## What the exercise asks
Transcribe all of the records precisely as they are presented.

## Provided data
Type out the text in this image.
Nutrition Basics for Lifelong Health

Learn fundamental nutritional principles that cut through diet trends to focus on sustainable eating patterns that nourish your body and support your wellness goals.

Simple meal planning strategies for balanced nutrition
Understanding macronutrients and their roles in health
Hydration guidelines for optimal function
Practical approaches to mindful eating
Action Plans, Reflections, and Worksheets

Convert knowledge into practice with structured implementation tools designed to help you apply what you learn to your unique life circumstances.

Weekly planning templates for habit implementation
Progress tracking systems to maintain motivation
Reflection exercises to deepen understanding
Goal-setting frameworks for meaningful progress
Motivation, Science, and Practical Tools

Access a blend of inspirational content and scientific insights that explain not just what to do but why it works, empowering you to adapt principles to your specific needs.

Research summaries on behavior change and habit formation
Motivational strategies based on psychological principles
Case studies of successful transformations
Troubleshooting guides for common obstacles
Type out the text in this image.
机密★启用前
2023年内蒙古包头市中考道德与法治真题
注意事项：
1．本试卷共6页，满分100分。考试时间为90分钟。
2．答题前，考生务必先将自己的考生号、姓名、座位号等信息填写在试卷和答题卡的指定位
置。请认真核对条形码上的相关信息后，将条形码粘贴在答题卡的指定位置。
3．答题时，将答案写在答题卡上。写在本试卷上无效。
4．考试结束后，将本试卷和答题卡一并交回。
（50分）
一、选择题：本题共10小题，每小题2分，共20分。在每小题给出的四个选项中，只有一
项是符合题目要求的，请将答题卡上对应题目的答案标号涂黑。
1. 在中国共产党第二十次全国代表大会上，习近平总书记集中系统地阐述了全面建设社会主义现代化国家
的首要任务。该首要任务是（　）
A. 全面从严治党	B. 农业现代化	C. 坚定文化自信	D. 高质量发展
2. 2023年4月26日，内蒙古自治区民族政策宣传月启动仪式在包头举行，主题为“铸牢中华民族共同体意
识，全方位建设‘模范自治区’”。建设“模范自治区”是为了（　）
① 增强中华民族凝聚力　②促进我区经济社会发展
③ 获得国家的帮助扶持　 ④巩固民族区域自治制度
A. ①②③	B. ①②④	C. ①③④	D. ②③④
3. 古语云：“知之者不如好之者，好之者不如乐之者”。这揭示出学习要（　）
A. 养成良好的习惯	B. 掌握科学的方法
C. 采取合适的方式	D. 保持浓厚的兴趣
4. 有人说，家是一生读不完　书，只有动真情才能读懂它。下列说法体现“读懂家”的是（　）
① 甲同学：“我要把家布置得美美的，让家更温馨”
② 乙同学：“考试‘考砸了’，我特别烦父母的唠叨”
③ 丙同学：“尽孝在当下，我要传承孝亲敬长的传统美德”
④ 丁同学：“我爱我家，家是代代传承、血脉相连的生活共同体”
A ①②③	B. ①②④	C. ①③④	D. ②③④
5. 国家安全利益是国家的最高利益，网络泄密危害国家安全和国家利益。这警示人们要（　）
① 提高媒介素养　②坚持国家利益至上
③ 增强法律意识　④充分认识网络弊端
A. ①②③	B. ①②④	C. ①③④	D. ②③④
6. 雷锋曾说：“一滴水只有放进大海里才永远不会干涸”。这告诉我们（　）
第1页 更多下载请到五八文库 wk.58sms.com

## Full solution
Type out the text in this image.
Nutrition Basics for Lifelong Health

Learn fundamental nutritional principles that cut through diet trends to focus on sustainable eating patterns that nourish your body and support your wellness goals.

Simple meal planning strategies for balanced nutrition
Understanding macronutrients and their roles in health
Hydration guidelines for optimal function
Practical approaches to mindful eating
Action Plans, Reflections, and Worksheets

Convert knowledge into practice with structured implementation tools designed to help you apply what you learn to your unique life circumstances.

Weekly planning templates for habit implementation
Progress tracking systems to maintain motivation
Reflection exercises to deepen understanding
Goal-setting frameworks for meaningful progress
Motivation, Science, and Practical Tools

Access a blend of inspirational content and scientific insights that explain not just what to do but why it works, empowering you to adapt principles to your specific needs.

Research summaries on behavior change and habit formation
Motivational strategies based on psychological principles
Case studies of successful transformations
Troubleshooting guides for common obstacles
Type out the text in this image.
机密★启用前
2023年内蒙古包头市中考道德与法治真题
注意事项：
1．本试卷共6页，满分100分。考试时间为90分钟。
2．答题前，考生务必先将自己的考生号、姓名、座位号等信息填写在试卷和答题卡的指定位
置。请认真核对条形码上的相关信息后，将条形码粘贴在答题卡的指定位置。
3．答题时，将答案写在答题卡上。写在本试卷上无效。
4．考试结束后，将本试卷和答题卡一并交回。
（50分）
一、选择题：本题共10小题，每小题2分，共20分。在每小题给出的四个选项中，只有一
项是符合题目要求的，请将答题卡上对应题目的答案标号涂黑。
1. 在中国共产党第二十次全国代表大会上，习近平总书记集中系统地阐述了全面建设社会主义现代化国家
的首要任务。该首要任务是（　）
A. 全面从严治党	B. 农业现代化	C. 坚定文化自信	D. 高质量发展
2. 2023年4月26日，内蒙古自治区民族政策宣传月启动仪式在包头举行，主题为“铸牢中华民族共同体意
识，全方位建设‘模范自治区’”。建设“模范自治区”是为了（　）
① 增强中华民族凝聚力　②促进我区经济社会发展
③ 获得国家的帮助扶持　 ④巩固民族区域自治制度
A. ①②③	B. ①②④	C. ①③④	D. ②③④
3. 古语云：“知之者不如好之者，好之者不如乐之者”。这揭示出学习要（　）
A. 养成良好的习惯	B. 掌握科学的方法
C. 采取合适的方式	D. 保持浓厚的兴趣
4. 有人说，家是一生读不完　书，只有动真情才能读懂它。下列说法体现“读懂家”的是（　）
① 甲同学：“我要把家布置得美美的，让家更温馨”
② 乙同学：“考试‘考砸了’，我特别烦父母的唠叨”
③ 丙同学：“尽孝在当下，我要传承孝亲敬长的传统美德”
④ 丁同学：“我爱我家，家是代代传承、血脉相连的生活共同体”
A ①②③	B. ①②④	C. ①③④	D. ②③④
5. 国家安全利益是国家的最高利益，网络泄密危害国家安全和国家利益。这警示人们要（　）
① 提高媒介素养　②坚持国家利益至上
③ 增强法律意识　④充分认识网络弊端
A. ①②③	B. ①②④	C. ①③④	D. ②③④
6. 雷锋曾说：“一滴水只有放进大海里才永远不会干涸”。这告诉我们（　）
第1页 更多下载请到五八文库 wk.58sms.com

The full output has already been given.